> _Problem_
Report how many lines contain "Controller". The answer is a single number.
━━ Data section
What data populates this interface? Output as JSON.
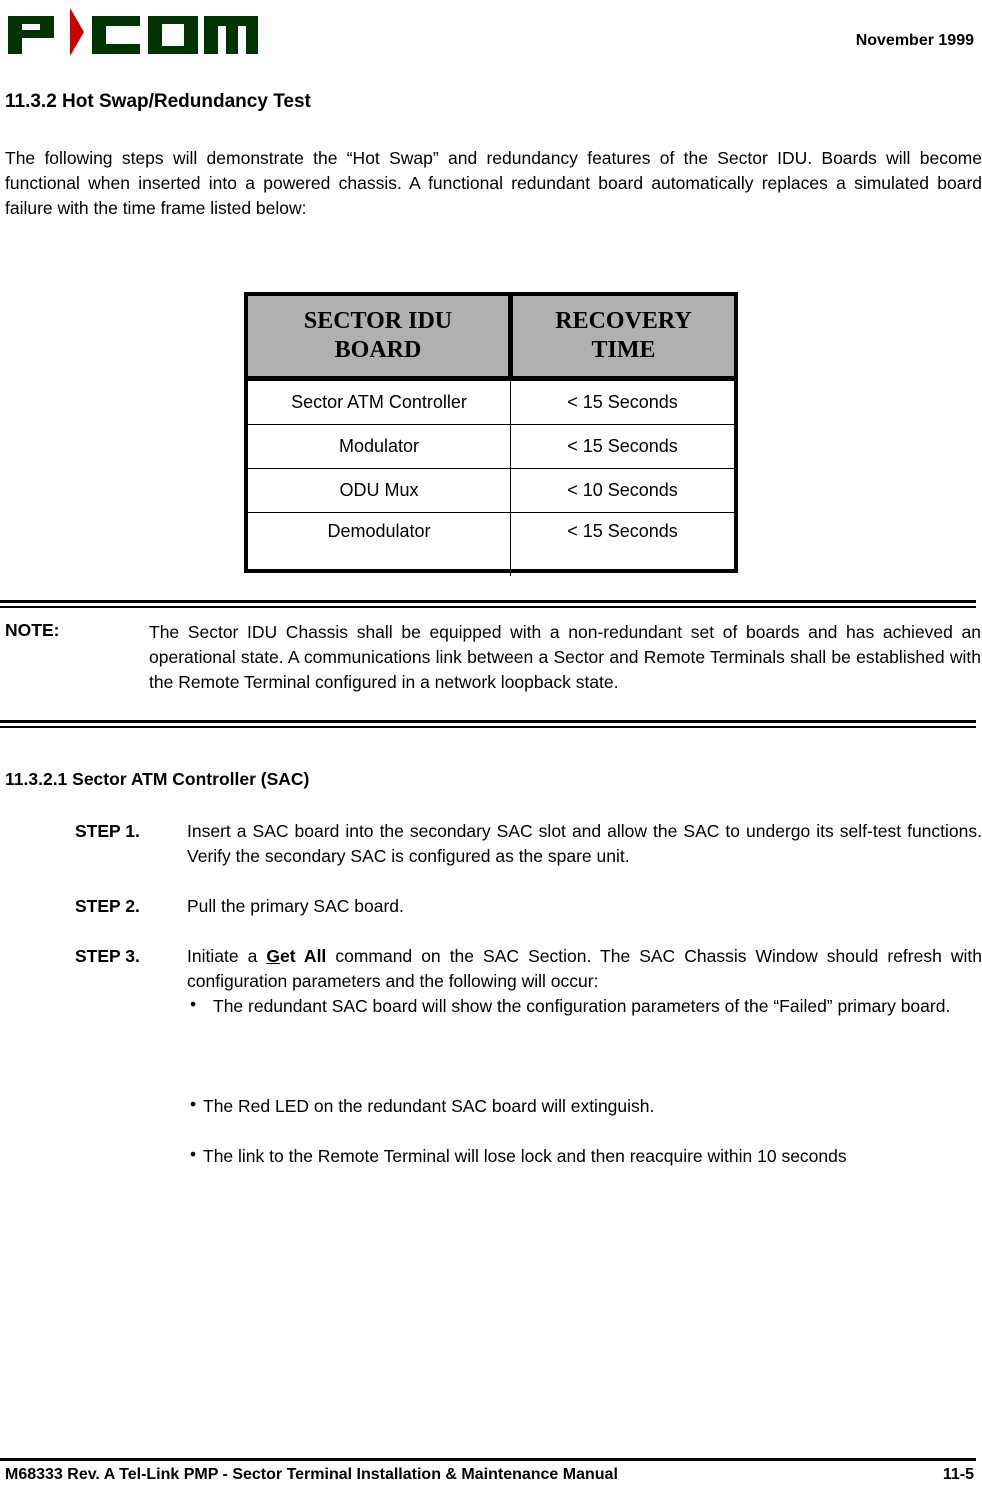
{
  "header": {
    "logo_text": "P-COM",
    "logo_colors": {
      "letters": "#003300",
      "arrow": "#cc0000"
    },
    "date": "November 1999"
  },
  "section": {
    "title": "11.3.2  Hot Swap/Redundancy Test",
    "intro": "The following steps will demonstrate the “Hot Swap” and redundancy features of the Sector IDU. Boards will become functional when inserted into a powered chassis. A functional redundant board automatically replaces a simulated board failure with the time frame listed below:"
  },
  "table": {
    "headers": [
      "SECTOR IDU BOARD",
      "RECOVERY TIME"
    ],
    "header_lines": [
      [
        "SECTOR IDU",
        "BOARD"
      ],
      [
        "RECOVERY",
        "TIME"
      ]
    ],
    "rows": [
      [
        "Sector ATM Controller",
        "< 15 Seconds"
      ],
      [
        "Modulator",
        "< 15 Seconds"
      ],
      [
        "ODU Mux",
        "< 10 Seconds"
      ],
      [
        "Demodulator",
        "< 15 Seconds"
      ]
    ]
  },
  "note": {
    "label": "NOTE:",
    "text": "The Sector IDU Chassis shall be equipped with a non-redundant set of boards and has achieved an operational state. A communications link between a Sector and Remote Terminals shall be established with the Remote Terminal configured in a network loopback state."
  },
  "subsection": {
    "title": "11.3.2.1 Sector ATM Controller (SAC)",
    "steps": [
      {
        "label": "STEP 1.",
        "text": "Insert a SAC board into the secondary SAC slot and allow the SAC to undergo its self-test functions. Verify the secondary SAC is configured as the spare unit."
      },
      {
        "label": "STEP 2.",
        "text": "Pull the primary SAC board."
      },
      {
        "label": "STEP 3.",
        "text_before": "Initiate a ",
        "command_underlined": "G",
        "command_rest": "et All",
        "text_after": " command on the SAC Section. The SAC Chassis Window should refresh with configuration parameters and the following will occur:"
      }
    ],
    "bullets": [
      "The redundant SAC board will show the configuration parameters of the “Failed” primary board.",
      "The Red LED on the redundant SAC board will extinguish.",
      "The link to the Remote Terminal will lose lock and then reacquire within 10 seconds"
    ]
  },
  "footer": {
    "manual": "M68333 Rev. A Tel-Link PMP - Sector Terminal Installation & Maintenance Manual",
    "page": "11-5"
  }
}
━━━━
> _Final result_
2